------ SOURCE DATA ------

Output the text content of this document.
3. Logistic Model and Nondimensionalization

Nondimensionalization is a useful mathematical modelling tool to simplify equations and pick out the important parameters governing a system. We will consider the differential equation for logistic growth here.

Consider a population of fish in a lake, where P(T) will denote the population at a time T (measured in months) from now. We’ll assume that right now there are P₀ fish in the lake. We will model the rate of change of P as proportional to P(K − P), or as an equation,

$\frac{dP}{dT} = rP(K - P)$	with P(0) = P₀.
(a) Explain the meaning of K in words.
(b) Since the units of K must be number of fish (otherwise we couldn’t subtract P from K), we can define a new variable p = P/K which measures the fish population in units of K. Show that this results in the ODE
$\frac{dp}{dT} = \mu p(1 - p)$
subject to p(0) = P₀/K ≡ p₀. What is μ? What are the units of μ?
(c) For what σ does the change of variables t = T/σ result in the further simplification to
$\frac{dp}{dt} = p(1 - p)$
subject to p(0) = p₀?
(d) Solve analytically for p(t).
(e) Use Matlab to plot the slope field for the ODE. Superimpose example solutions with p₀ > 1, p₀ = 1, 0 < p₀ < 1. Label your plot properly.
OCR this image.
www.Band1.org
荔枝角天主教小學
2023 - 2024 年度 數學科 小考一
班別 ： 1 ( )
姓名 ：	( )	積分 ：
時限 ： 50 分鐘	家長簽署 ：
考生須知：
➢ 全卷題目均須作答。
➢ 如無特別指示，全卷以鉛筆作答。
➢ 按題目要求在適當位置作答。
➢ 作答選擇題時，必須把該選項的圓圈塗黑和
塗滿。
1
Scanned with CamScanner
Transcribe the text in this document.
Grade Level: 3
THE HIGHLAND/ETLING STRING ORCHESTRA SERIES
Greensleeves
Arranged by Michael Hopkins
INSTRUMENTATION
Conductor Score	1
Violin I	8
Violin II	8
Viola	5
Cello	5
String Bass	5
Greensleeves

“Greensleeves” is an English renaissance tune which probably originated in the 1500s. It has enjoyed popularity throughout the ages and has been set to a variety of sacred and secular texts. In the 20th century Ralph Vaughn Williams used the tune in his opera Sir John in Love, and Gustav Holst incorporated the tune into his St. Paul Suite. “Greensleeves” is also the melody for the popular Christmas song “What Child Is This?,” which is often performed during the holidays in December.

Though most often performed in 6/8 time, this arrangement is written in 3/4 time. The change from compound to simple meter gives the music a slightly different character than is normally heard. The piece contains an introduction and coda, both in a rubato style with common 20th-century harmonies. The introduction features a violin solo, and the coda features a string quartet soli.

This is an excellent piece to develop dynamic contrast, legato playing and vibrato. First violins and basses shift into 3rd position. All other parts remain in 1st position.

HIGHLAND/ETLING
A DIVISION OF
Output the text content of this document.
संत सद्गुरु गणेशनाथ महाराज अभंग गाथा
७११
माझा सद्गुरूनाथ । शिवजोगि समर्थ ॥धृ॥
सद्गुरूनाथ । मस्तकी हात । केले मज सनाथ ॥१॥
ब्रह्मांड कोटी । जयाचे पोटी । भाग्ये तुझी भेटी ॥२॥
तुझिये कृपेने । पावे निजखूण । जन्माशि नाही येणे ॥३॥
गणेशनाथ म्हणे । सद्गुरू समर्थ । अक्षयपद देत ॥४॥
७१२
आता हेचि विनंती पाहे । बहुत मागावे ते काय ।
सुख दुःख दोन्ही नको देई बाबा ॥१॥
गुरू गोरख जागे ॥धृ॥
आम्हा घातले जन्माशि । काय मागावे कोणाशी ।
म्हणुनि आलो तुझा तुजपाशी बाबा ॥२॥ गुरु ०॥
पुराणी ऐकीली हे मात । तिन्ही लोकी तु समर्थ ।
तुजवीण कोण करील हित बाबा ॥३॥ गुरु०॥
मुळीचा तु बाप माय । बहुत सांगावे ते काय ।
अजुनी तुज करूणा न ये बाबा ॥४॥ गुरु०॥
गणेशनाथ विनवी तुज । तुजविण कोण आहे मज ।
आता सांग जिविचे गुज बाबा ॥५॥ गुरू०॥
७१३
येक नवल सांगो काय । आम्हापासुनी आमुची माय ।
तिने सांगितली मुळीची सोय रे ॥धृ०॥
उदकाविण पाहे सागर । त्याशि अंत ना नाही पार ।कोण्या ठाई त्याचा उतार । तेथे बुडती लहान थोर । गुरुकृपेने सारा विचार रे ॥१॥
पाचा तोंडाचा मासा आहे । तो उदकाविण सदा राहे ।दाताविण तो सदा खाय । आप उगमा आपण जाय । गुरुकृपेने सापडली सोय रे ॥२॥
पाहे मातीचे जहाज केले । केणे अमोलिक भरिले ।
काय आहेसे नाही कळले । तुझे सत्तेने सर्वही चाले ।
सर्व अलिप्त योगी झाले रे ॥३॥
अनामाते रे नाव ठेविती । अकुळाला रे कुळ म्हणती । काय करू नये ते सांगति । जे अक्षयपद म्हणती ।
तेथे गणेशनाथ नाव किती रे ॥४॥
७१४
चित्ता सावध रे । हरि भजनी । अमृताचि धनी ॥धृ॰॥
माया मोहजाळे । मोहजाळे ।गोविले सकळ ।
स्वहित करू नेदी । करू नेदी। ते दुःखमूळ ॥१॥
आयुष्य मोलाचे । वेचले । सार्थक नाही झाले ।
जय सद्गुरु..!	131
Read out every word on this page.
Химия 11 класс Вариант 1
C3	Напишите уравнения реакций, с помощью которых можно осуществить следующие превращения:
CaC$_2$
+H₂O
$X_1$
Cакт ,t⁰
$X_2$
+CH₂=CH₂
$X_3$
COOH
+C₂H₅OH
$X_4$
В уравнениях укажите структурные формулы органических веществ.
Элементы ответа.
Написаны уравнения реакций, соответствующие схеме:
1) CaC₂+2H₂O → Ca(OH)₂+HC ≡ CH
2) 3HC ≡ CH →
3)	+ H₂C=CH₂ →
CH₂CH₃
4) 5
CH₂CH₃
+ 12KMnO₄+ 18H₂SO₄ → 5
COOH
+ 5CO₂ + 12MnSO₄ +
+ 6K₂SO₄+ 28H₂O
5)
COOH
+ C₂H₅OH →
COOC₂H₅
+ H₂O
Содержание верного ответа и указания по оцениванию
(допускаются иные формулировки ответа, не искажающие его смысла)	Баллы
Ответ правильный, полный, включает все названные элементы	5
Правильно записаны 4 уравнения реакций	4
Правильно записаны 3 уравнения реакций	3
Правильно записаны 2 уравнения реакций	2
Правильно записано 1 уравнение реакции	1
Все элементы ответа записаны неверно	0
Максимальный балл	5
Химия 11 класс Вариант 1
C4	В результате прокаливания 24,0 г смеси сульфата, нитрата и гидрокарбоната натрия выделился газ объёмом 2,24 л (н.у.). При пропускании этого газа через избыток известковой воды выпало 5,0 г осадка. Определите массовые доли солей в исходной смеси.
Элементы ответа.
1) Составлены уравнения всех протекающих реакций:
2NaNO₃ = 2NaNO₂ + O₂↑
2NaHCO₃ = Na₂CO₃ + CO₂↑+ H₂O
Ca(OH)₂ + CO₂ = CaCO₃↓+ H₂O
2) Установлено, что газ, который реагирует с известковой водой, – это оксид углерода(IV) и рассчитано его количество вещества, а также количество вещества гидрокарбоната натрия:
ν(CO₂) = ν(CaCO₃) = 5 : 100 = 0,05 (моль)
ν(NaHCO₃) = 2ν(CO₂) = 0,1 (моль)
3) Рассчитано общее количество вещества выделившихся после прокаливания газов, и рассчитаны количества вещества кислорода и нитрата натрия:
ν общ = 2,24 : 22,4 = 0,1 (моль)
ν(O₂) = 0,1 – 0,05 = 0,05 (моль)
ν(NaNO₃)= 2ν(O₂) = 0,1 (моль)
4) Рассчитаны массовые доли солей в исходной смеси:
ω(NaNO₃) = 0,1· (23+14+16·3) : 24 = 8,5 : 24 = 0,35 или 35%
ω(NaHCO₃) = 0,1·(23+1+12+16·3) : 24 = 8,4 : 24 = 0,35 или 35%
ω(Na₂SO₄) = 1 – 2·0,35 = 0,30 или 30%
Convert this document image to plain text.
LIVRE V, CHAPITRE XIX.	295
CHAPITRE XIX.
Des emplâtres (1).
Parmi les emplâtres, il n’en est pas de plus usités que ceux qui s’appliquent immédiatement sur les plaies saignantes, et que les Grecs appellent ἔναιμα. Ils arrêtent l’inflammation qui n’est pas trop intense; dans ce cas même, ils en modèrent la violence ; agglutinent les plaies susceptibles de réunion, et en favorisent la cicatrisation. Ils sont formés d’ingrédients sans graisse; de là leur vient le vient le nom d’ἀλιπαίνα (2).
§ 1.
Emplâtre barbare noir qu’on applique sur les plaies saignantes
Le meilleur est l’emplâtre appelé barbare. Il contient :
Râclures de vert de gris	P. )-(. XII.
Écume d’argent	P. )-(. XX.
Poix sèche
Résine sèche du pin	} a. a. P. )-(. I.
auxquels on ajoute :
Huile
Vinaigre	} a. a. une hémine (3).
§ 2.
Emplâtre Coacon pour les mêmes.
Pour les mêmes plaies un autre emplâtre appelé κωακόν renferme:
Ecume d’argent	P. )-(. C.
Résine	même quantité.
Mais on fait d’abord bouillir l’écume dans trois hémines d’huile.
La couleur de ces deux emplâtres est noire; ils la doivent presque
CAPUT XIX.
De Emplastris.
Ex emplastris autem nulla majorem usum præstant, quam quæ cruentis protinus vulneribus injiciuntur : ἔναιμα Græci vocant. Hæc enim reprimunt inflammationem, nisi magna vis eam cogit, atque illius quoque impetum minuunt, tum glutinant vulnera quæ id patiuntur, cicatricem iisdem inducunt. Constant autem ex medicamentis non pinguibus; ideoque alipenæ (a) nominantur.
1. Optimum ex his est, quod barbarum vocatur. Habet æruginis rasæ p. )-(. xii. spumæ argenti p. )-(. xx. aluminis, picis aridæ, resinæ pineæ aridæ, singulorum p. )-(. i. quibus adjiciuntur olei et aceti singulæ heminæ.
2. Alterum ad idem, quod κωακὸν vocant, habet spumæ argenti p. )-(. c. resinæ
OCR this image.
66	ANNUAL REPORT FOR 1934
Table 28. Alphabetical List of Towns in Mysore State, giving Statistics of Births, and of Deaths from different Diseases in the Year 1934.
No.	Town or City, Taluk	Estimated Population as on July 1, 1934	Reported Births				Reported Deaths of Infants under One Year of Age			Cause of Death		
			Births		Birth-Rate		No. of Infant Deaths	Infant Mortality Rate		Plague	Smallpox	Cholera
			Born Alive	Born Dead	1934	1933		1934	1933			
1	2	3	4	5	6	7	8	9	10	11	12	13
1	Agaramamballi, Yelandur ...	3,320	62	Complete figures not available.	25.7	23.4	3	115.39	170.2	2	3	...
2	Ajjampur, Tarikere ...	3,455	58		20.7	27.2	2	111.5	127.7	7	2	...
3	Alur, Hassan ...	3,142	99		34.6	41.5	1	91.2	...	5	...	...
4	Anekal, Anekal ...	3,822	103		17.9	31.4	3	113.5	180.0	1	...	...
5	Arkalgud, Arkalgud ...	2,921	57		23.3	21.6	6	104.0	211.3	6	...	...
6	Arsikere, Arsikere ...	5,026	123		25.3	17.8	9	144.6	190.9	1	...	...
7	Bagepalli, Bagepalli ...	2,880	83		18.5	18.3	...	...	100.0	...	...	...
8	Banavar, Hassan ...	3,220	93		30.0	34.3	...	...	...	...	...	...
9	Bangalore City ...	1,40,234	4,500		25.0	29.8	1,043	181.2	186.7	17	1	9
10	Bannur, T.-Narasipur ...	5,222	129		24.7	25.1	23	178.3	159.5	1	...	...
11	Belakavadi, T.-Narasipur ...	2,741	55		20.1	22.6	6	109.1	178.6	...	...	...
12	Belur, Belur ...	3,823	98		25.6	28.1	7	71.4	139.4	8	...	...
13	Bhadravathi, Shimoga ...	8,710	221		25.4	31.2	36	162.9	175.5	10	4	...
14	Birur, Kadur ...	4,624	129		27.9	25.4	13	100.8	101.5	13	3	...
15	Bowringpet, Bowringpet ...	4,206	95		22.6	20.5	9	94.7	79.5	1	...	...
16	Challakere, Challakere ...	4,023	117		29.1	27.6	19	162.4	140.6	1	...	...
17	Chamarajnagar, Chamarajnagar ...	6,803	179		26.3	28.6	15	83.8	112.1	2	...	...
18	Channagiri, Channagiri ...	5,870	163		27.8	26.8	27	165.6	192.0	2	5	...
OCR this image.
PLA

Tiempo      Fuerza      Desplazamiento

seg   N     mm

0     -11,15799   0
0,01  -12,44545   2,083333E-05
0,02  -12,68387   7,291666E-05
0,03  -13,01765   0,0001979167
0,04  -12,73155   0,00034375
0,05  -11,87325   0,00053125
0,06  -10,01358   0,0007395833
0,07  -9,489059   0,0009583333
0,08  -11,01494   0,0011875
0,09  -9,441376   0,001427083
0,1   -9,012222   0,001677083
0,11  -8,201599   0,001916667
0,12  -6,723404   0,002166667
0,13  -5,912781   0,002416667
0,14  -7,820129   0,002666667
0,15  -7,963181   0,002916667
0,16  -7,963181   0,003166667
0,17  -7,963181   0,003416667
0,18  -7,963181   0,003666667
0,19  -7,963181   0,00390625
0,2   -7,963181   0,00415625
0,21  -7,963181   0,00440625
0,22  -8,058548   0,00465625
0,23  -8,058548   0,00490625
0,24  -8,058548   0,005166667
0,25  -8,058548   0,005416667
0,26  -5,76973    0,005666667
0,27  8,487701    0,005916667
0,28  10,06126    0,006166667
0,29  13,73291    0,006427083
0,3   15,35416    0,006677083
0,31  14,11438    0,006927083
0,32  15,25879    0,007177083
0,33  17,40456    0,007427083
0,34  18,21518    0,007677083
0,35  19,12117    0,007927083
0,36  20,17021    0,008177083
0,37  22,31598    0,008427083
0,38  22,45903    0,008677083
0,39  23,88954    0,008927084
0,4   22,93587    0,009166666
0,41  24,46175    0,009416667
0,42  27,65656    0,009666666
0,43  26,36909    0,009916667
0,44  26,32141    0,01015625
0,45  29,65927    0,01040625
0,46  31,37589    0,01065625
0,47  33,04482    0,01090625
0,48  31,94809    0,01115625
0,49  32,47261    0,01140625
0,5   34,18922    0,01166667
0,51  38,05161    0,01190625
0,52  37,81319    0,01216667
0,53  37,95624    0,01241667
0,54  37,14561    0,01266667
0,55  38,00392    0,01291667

------

THE TASK = From the records, copy every line that has the string "доли" in it.

FINAL ANSWER =
C4	В результате прокаливания 24,0 г смеси сульфата, нитрата и гидрокарбоната натрия выделился газ объёмом 2,24 л (н.у.). При пропускании этого газа через избыток известковой воды выпало 5,0 г осадка. Определите массовые доли солей в исходной смеси.
4) Рассчитаны массовые доли солей в исходной смеси:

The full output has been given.